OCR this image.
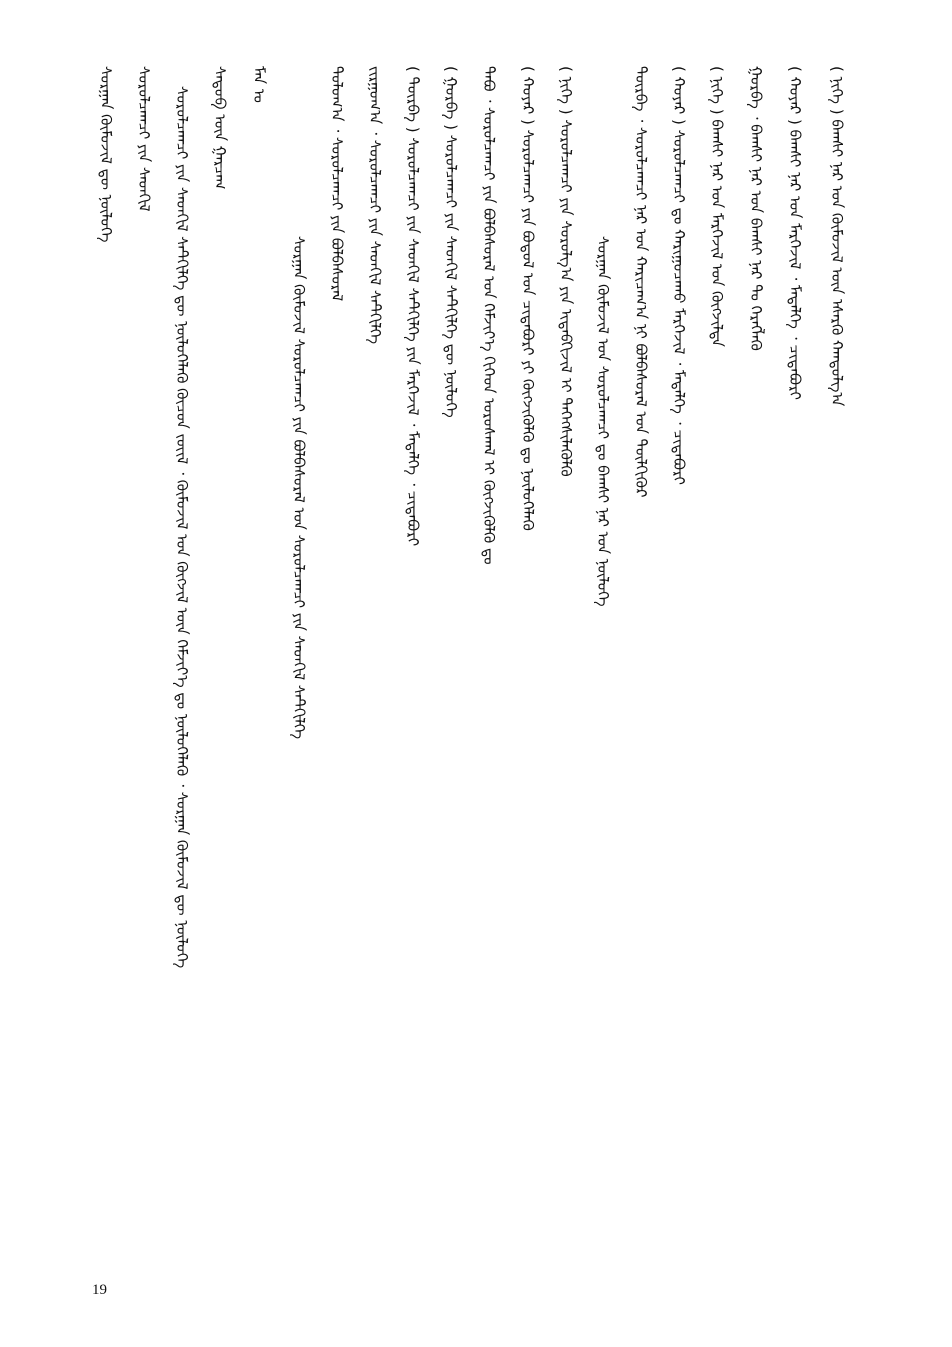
( ᠨᠢᠭᠡ ) ᠪᠠᠭᠰᠢ ᠨᠠᠷ ᠤᠨ ᠬᠦᠮᠦᠵᠢᠯ ᠦᠨ ᠡᠰᠡᠷᠭᠦ ᠬᠠᠨᠳᠤᠯᠭ᠎ᠠ
( ᠬᠣᠶᠠᠷ ) ᠪᠠᠭᠰᠢ ᠨᠠᠷ ᠤᠨ ᠮᠡᠷᠭᠡᠵᠢᠯ ᠂ ᠮᠡᠳᠡᠯᠭᠡ ᠂ ᠴᠢᠳᠠᠪᠤᠷᠢ
ᠭᠤᠷᠪᠠ ᠂ ᠪᠠᠭᠰᠢ ᠨᠠᠷ ᠤᠨ ᠪᠠᠭᠰᠢ ᠨᠠᠷ ᠲᠤ ᠬᠡᠷᠡᠭᠯᠡᠬᠦ
( ᠨᠢᠭᠡ ) ᠪᠠᠭᠰᠢ ᠨᠠᠷ ᠤᠨ ᠮᠡᠷᠭᠡᠵᠢᠯ ᠤᠨ ᠬᠦᠭᠵᠢᠯᠲᠡ
( ᠬᠣᠶᠠᠷ ) ᠰᠤᠷᠤᠯᠴᠠᠭᠴᠢ ᠳᠤ ᠬᠠᠷᠢᠭᠤᠴᠠᠬᠤ ᠮᠡᠷᠭᠡᠵᠢᠯ ᠂ ᠮᠡᠳᠡᠯᠭᠡ ᠂ ᠴᠢᠳᠠᠪᠤᠷᠢ
ᠳᠥᠷᠪᠡ ᠂ ᠰᠤᠷᠤᠯᠴᠠᠭᠴᠢ ᠨᠠᠷ ᠤᠨ ᠬᠠᠷᠢᠴᠠᠭ᠎ᠠ ᠨᠢ ᠪᠣᠯᠪᠠᠰᠤᠷᠠᠯ ᠤᠨ ᠲᠦᠯᠬᠢᠭᠦᠷ
ᠰᠤᠷᠭᠠᠨ ᠬᠦᠮᠦᠵᠢᠯ ᠤᠨ ᠰᠤᠷᠤᠯᠴᠠᠭᠴᠢ ᠳᠤ ᠪᠠᠭᠰᠢ ᠨᠠᠷ ᠤᠨ ᠨᠦᠯᠦᠭᠡ
( ᠨᠢᠭᠡ ) ᠰᠤᠷᠤᠯᠴᠠᠭᠴᠢ ᠶᠢᠨ ᠰᠤᠷᠤᠯᠭ᠎ᠠ ᠶᠢᠨ ᠢᠳᠡᠪᠬᠢᠵᠢᠯ ᠢ ᠳᠡᠭᠡᠭᠰᠢᠯᠡᠭᠦᠯᠬᠦ
( ᠬᠣᠶᠠᠷ ) ᠰᠤᠷᠤᠯᠴᠠᠭᠴᠢ ᠶᠢᠨ ᠪᠣᠳᠣᠯ ᠤᠨ ᠴᠢᠳᠠᠪᠤᠷᠢ ᠶᠢ ᠬᠥᠭᠵᠢᠭᠦᠯᠬᠦ ᠳᠤ ᠨᠥᠯᠦᠭᠡᠯᠡᠬᠦ
ᠲᠠᠪᠤ ᠂ ᠰᠤᠷᠤᠯᠴᠠᠭᠴᠢ ᠶᠢᠨ ᠪᠣᠯᠪᠠᠰᠤᠷᠠᠯ ᠤᠨ ᠬᠡᠮᠵᠢᠶ᠎ᠡ ᠬᠢᠭᠡᠳ ᠤᠷᠤᠰᠬᠠᠯ ᠢ ᠬᠥᠭᠵᠢᠭᠦᠯᠬᠦ ᠳᠤ
( ᠭᠤᠷᠪᠠ ) ᠰᠤᠷᠤᠯᠴᠠᠭᠴᠢ ᠶᠢᠨ ᠰᠡᠳᠬᠢᠯ ᠰᠡᠲᠬᠢᠯᠭᠡ ᠳᠦ ᠨᠥᠯᠦᠭᠡ
( ᠳᠥᠷᠪᠡ ) ᠰᠤᠷᠤᠯᠴᠠᠭᠴᠢ ᠶᠢᠨ ᠰᠡᠳᠬᠢᠯ ᠰᠡᠲᠬᠢᠯᠭᠡ ᠶᠢᠨ ᠮᠡᠷᠭᠡᠵᠢᠯ ᠂ ᠮᠡᠳᠡᠯᠭᠡ ᠂ ᠴᠢᠳᠠᠪᠤᠷᠢ
ᠵᠢᠷᠭᠤᠭ᠎ᠠ ᠂ ᠰᠤᠷᠤᠯᠴᠠᠭᠴᠢ ᠶᠢᠨ ᠰᠡᠳᠬᠢᠯ ᠰᠡᠲᠬᠢᠯᠭᠡ
ᠳᠣᠯᠣᠭ᠎ᠠ ᠂ ᠰᠤᠷᠤᠯᠴᠠᠭᠴᠢ ᠶᠢᠨ ᠪᠣᠯᠪᠠᠰᠤᠷᠠᠯ
ᠰᠤᠷᠭᠠᠨ ᠬᠦᠮᠦᠵᠢᠯ ᠰᠤᠷᠤᠯᠴᠠᠭᠴᠢ ᠶᠢᠨ ᠪᠣᠯᠪᠠᠰᠤᠷᠠᠯ ᠤᠨ ᠰᠤᠷᠤᠯᠴᠠᠭᠴᠢ ᠶᠢᠨ ᠰᠡᠳᠬᠢᠯ ᠰᠡᠲᠬᠢᠯᠭᠡ
ᠮᠠᠨ ᠤ
ᠰᠡᠳᠦᠪ ᠦᠨ ᠭᠠᠷᠴᠠᠭ
ᠰᠤᠷᠤᠯᠴᠠᠭᠴᠢ ᠶᠢᠨ ᠰᠡᠳᠬᠢᠯ ᠰᠡᠲᠬᠢᠯᠭᠡ ᠳᠦ ᠨᠥᠯᠦᠭᠡᠯᠡᠬᠦ ᠬᠦᠴᠦᠨ ᠵᠦᠢᠯ ᠂ ᠬᠦᠮᠦᠵᠢᠯ ᠤᠨ ᠬᠥᠭᠵᠢᠯ ᠦᠨ ᠬᠡᠮᠵᠢᠶ᠎ᠡ ᠳᠤ ᠨᠥᠯᠦᠭᠡᠯᠡᠬᠦ ᠂ ᠰᠤᠷᠭᠠᠨ ᠬᠦᠮᠦᠵᠢᠯ ᠳᠦ ᠨᠥᠯᠦᠭᠡ
ᠰᠤᠷᠤᠯᠴᠠᠭᠴᠢ ᠶᠢᠨ ᠰᠡᠳᠬᠢᠯ
ᠰᠤᠷᠭᠠᠨ ᠬᠦᠮᠦᠵᠢᠯ ᠳᠦ ᠨᠥᠯᠦᠭᠡ
19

────────────────

• _TASK OBJECTIVE_
Scan the records above for the string "ᠬᠦᠮᠦᠵᠢᠯ", then report every line that contains it.

• _OUTPUT OF THE EXERCISE_
( ᠨᠢᠭᠡ ) ᠪᠠᠭᠰᠢ ᠨᠠᠷ ᠤᠨ ᠬᠦᠮᠦᠵᠢᠯ ᠦᠨ ᠡᠰᠡᠷᠭᠦ ᠬᠠᠨᠳᠤᠯᠭ᠎ᠠ
ᠰᠤᠷᠭᠠᠨ ᠬᠦᠮᠦᠵᠢᠯ ᠤᠨ ᠰᠤᠷᠤᠯᠴᠠᠭᠴᠢ ᠳᠤ ᠪᠠᠭᠰᠢ ᠨᠠᠷ ᠤᠨ ᠨᠦᠯᠦᠭᠡ
ᠰᠤᠷᠭᠠᠨ ᠬᠦᠮᠦᠵᠢᠯ ᠰᠤᠷᠤᠯᠴᠠᠭᠴᠢ ᠶᠢᠨ ᠪᠣᠯᠪᠠᠰᠤᠷᠠᠯ ᠤᠨ ᠰᠤᠷᠤᠯᠴᠠᠭᠴᠢ ᠶᠢᠨ ᠰᠡᠳᠬᠢᠯ ᠰᠡᠲᠬᠢᠯᠭᠡ
ᠰᠤᠷᠤᠯᠴᠠᠭᠴᠢ ᠶᠢᠨ ᠰᠡᠳᠬᠢᠯ ᠰᠡᠲᠬᠢᠯᠭᠡ ᠳᠦ ᠨᠥᠯᠦᠭᠡᠯᠡᠬᠦ ᠬᠦᠴᠦᠨ ᠵᠦᠢᠯ ᠂ ᠬᠦᠮᠦᠵᠢᠯ ᠤᠨ ᠬᠥᠭᠵᠢᠯ ᠦᠨ ᠬᠡᠮᠵᠢᠶ᠎ᠡ ᠳᠤ ᠨᠥᠯᠦᠭᠡᠯᠡᠬᠦ ᠂ ᠰᠤᠷᠭᠠᠨ ᠬᠦᠮᠦᠵᠢᠯ ᠳᠦ ᠨᠥᠯᠦᠭᠡ
ᠰᠤᠷᠭᠠᠨ ᠬᠦᠮᠦᠵᠢᠯ ᠳᠦ ᠨᠥᠯᠦᠭᠡ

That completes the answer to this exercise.